> [Exercise] Count every line that has the word "JSON". Give the number, without anything more.

> [Data provided]
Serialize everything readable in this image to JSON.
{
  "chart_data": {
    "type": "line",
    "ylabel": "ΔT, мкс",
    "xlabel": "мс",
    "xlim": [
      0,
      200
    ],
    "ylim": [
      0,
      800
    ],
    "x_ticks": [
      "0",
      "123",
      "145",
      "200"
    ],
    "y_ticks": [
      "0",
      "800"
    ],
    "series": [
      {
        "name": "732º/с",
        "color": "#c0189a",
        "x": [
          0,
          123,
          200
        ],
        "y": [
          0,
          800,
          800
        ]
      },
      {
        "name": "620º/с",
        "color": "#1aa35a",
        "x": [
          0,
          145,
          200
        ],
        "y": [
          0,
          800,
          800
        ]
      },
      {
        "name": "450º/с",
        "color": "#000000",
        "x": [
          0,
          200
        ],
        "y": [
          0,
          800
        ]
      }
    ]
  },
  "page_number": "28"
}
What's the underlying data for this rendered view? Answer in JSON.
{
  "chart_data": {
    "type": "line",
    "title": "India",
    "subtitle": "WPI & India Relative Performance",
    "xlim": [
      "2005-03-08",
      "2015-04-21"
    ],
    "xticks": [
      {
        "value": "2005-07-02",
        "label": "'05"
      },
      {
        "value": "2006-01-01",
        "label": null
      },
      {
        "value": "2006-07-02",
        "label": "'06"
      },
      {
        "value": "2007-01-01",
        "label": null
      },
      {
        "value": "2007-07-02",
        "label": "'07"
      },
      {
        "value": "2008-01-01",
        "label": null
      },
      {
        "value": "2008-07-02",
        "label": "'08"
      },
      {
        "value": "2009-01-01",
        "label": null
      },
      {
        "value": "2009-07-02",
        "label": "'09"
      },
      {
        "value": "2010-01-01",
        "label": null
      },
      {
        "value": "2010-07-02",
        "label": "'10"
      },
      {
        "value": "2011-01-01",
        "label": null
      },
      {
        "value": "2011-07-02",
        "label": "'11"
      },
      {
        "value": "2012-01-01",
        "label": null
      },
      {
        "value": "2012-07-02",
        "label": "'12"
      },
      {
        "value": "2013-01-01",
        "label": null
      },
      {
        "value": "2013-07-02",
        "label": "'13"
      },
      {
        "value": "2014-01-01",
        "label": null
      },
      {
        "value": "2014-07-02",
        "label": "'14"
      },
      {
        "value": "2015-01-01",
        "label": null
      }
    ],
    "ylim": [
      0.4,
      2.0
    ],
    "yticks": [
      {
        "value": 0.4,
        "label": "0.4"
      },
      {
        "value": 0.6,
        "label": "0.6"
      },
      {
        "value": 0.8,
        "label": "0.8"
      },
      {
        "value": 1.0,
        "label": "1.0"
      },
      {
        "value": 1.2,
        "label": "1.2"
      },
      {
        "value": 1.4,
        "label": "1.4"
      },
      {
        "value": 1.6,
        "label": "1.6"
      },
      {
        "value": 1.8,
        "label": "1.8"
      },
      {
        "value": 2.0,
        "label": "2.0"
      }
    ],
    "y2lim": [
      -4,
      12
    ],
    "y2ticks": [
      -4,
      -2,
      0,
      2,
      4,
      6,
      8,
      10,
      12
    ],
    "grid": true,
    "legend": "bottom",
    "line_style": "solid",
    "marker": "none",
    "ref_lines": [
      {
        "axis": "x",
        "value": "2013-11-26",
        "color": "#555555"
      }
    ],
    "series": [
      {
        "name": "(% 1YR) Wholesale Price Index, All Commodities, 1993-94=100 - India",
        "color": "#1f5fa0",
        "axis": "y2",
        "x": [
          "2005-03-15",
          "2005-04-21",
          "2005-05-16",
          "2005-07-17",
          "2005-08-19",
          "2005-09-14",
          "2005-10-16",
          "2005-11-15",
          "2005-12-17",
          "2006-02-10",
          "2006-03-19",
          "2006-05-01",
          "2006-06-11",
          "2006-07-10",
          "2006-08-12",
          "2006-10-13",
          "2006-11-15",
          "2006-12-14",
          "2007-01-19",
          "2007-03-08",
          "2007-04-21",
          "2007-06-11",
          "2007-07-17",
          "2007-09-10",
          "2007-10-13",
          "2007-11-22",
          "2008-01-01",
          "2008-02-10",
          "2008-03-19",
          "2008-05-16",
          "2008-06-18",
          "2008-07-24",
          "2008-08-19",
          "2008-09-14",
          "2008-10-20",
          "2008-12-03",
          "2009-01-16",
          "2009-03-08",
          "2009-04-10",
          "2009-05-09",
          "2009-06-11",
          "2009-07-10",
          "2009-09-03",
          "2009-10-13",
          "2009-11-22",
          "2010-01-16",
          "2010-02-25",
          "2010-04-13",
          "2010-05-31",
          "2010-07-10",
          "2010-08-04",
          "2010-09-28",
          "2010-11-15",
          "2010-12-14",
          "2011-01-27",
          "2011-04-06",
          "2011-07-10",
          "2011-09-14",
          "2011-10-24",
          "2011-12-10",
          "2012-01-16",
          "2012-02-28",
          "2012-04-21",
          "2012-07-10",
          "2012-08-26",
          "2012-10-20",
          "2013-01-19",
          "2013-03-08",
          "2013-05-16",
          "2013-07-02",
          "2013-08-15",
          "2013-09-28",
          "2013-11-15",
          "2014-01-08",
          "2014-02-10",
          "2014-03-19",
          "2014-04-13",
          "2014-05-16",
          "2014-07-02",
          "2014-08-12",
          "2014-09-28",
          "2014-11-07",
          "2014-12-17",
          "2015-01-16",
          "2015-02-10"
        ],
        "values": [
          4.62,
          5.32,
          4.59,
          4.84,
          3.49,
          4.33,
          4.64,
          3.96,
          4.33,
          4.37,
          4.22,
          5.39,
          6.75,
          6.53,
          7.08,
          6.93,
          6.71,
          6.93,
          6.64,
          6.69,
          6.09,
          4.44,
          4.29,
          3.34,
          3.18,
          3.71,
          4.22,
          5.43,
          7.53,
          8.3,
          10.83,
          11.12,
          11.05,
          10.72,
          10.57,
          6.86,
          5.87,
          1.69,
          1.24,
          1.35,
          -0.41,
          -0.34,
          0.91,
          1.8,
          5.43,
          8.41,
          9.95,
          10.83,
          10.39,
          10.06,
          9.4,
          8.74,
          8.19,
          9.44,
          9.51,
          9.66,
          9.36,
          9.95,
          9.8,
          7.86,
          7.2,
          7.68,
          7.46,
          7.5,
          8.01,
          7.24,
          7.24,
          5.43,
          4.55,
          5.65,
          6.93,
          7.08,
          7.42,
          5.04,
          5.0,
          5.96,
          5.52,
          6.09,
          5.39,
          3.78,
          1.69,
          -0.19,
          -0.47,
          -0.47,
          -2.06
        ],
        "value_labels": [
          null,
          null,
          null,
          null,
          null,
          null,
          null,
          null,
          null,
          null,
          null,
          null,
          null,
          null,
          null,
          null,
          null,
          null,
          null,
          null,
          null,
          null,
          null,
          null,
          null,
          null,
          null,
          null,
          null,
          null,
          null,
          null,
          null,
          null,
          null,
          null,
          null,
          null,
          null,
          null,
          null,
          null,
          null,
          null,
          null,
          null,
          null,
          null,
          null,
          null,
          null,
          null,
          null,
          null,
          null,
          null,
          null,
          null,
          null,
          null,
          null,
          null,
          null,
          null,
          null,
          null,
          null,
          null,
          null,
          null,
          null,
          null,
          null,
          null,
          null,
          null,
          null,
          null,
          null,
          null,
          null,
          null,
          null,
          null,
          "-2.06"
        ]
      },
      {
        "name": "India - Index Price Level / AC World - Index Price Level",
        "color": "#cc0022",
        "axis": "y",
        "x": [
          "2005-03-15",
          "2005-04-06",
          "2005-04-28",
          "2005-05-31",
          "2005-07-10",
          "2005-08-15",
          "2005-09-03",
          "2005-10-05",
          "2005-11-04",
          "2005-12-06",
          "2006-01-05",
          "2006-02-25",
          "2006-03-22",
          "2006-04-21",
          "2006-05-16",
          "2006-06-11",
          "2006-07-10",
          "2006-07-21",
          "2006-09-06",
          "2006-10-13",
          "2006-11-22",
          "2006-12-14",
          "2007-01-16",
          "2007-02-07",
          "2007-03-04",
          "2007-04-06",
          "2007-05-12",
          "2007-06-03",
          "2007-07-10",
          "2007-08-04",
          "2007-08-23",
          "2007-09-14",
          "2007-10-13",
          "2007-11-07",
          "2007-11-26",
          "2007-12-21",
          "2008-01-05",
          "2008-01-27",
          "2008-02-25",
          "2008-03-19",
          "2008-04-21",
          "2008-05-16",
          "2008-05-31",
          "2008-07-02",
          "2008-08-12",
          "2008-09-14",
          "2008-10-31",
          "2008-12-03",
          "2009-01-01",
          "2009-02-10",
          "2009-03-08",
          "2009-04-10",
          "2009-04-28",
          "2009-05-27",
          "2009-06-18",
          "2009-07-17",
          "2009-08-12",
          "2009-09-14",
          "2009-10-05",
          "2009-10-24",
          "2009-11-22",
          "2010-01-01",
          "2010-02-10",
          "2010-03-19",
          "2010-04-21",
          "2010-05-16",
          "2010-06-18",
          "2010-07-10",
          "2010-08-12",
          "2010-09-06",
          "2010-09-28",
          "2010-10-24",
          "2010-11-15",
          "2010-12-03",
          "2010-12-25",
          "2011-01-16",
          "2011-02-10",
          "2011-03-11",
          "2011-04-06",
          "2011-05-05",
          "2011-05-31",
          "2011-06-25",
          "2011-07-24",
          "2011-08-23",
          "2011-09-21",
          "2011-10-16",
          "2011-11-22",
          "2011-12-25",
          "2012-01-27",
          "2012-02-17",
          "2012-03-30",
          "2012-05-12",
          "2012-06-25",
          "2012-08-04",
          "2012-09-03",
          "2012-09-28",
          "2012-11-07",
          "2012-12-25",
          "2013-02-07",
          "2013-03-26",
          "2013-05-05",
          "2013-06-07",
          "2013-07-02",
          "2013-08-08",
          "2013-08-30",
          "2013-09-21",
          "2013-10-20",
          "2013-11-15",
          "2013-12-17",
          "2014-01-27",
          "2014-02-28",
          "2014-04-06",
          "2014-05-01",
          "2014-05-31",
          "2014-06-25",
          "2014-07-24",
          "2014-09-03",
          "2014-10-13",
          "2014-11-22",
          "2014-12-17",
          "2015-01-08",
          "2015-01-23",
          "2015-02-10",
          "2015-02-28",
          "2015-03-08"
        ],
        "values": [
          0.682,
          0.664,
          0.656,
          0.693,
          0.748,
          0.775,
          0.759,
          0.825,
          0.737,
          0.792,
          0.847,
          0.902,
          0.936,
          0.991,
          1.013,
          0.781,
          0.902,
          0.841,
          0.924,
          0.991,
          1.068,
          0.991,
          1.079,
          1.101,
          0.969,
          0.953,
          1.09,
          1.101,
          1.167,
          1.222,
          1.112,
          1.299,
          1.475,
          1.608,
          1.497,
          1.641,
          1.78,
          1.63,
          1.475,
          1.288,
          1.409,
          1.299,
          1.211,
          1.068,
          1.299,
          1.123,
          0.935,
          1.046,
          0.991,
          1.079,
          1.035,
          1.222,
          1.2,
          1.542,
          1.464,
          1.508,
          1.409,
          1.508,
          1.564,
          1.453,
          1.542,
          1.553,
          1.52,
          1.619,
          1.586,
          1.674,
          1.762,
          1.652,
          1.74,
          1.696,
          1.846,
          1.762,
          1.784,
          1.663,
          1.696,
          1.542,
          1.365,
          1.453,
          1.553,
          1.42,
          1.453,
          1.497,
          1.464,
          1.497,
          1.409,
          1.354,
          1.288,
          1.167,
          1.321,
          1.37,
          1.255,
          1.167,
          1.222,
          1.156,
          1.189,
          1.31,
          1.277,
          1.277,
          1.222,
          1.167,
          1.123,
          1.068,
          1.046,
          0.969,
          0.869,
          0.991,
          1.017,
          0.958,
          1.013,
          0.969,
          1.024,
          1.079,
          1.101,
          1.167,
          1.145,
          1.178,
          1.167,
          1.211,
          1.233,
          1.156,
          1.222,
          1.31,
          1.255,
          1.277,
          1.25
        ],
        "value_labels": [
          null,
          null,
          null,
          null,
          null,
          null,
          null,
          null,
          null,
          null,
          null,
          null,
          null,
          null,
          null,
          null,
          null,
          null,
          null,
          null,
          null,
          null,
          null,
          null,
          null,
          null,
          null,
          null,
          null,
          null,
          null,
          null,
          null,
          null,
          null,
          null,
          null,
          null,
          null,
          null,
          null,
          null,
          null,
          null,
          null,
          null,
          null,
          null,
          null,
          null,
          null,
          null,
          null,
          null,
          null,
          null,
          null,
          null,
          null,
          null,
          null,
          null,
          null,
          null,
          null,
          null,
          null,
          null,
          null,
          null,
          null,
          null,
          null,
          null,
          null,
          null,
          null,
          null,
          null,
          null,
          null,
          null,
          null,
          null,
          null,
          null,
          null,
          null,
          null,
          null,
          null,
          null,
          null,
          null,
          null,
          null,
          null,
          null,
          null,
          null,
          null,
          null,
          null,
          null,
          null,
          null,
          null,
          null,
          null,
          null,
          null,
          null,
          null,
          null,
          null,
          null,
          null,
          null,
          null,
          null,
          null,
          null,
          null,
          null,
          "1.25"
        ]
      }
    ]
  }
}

> [Reply] 2